§ **SHORT PROBLEM**
Retype the listing that follows, word for word.

--- Start of DATA FOR PROCESSING ---

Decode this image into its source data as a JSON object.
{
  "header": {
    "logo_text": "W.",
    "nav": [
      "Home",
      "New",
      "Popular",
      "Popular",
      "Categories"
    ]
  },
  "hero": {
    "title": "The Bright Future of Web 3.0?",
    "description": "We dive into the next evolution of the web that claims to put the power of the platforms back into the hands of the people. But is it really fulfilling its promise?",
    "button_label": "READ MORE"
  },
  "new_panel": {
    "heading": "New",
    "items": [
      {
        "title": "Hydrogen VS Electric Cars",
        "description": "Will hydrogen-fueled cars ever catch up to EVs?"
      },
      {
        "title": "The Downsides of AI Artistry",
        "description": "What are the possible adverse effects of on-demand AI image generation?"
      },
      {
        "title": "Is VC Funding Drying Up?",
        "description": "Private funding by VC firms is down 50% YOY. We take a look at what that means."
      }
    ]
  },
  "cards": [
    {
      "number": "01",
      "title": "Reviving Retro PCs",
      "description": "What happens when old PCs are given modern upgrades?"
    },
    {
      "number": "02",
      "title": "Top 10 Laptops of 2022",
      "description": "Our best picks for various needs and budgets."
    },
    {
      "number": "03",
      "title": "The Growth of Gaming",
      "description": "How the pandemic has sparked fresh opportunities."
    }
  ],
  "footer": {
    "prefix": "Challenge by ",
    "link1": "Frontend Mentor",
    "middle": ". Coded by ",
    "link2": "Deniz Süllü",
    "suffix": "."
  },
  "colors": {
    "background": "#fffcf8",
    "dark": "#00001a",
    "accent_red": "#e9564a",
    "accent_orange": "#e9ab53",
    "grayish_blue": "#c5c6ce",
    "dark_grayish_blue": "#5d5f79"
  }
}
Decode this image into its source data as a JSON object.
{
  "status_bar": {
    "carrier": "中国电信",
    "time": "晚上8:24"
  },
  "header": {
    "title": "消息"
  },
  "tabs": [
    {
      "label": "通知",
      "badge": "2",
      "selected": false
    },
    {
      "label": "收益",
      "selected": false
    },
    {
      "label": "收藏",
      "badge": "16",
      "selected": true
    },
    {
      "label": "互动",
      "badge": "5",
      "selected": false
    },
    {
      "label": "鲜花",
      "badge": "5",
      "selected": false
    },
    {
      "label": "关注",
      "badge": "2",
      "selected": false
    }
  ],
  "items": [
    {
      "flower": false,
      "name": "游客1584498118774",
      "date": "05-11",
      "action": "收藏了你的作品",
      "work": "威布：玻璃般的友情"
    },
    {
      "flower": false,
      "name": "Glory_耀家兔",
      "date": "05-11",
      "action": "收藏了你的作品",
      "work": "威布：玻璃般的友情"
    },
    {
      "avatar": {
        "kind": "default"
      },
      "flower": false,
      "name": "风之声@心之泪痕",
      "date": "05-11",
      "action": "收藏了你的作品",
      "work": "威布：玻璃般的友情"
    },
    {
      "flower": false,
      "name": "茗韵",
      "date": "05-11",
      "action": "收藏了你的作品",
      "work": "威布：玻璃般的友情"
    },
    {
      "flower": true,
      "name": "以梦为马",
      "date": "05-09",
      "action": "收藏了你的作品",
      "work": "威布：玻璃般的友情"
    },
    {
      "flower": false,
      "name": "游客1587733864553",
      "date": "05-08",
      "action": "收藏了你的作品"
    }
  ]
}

--- End of DATA FOR PROCESSING ---

§ **ANSWER FOR THE TASK**
Decode this image into its source data as a JSON object.
{
  "header": {
    "logo_text": "W.",
    "nav": [
      "Home",
      "New",
      "Popular",
      "Popular",
      "Categories"
    ]
  },
  "hero": {
    "title": "The Bright Future of Web 3.0?",
    "description": "We dive into the next evolution of the web that claims to put the power of the platforms back into the hands of the people. But is it really fulfilling its promise?",
    "button_label": "READ MORE"
  },
  "new_panel": {
    "heading": "New",
    "items": [
      {
        "title": "Hydrogen VS Electric Cars",
        "description": "Will hydrogen-fueled cars ever catch up to EVs?"
      },
      {
        "title": "The Downsides of AI Artistry",
        "description": "What are the possible adverse effects of on-demand AI image generation?"
      },
      {
        "title": "Is VC Funding Drying Up?",
        "description": "Private funding by VC firms is down 50% YOY. We take a look at what that means."
      }
    ]
  },
  "cards": [
    {
      "number": "01",
      "title": "Reviving Retro PCs",
      "description": "What happens when old PCs are given modern upgrades?"
    },
    {
      "number": "02",
      "title": "Top 10 Laptops of 2022",
      "description": "Our best picks for various needs and budgets."
    },
    {
      "number": "03",
      "title": "The Growth of Gaming",
      "description": "How the pandemic has sparked fresh opportunities."
    }
  ],
  "footer": {
    "prefix": "Challenge by ",
    "link1": "Frontend Mentor",
    "middle": ". Coded by ",
    "link2": "Deniz Süllü",
    "suffix": "."
  },
  "colors": {
    "background": "#fffcf8",
    "dark": "#00001a",
    "accent_red": "#e9564a",
    "accent_orange": "#e9ab53",
    "grayish_blue": "#c5c6ce",
    "dark_grayish_blue": "#5d5f79"
  }
}
Decode this image into its source data as a JSON object.
{
  "status_bar": {
    "carrier": "中国电信",
    "time": "晚上8:24"
  },
  "header": {
    "title": "消息"
  },
  "tabs": [
    {
      "label": "通知",
      "badge": "2",
      "selected": false
    },
    {
      "label": "收益",
      "selected": false
    },
    {
      "label": "收藏",
      "badge": "16",
      "selected": true
    },
    {
      "label": "互动",
      "badge": "5",
      "selected": false
    },
    {
      "label": "鲜花",
      "badge": "5",
      "selected": false
    },
    {
      "label": "关注",
      "badge": "2",
      "selected": false
    }
  ],
  "items": [
    {
      "flower": false,
      "name": "游客1584498118774",
      "date": "05-11",
      "action": "收藏了你的作品",
      "work": "威布：玻璃般的友情"
    },
    {
      "flower": false,
      "name": "Glory_耀家兔",
      "date": "05-11",
      "action": "收藏了你的作品",
      "work": "威布：玻璃般的友情"
    },
    {
      "avatar": {
        "kind": "default"
      },
      "flower": false,
      "name": "风之声@心之泪痕",
      "date": "05-11",
      "action": "收藏了你的作品",
      "work": "威布：玻璃般的友情"
    },
    {
      "flower": false,
      "name": "茗韵",
      "date": "05-11",
      "action": "收藏了你的作品",
      "work": "威布：玻璃般的友情"
    },
    {
      "flower": true,
      "name": "以梦为马",
      "date": "05-09",
      "action": "收藏了你的作品",
      "work": "威布：玻璃般的友情"
    },
    {
      "flower": false,
      "name": "游客1587733864553",
      "date": "05-08",
      "action": "收藏了你的作品"
    }
  ]
}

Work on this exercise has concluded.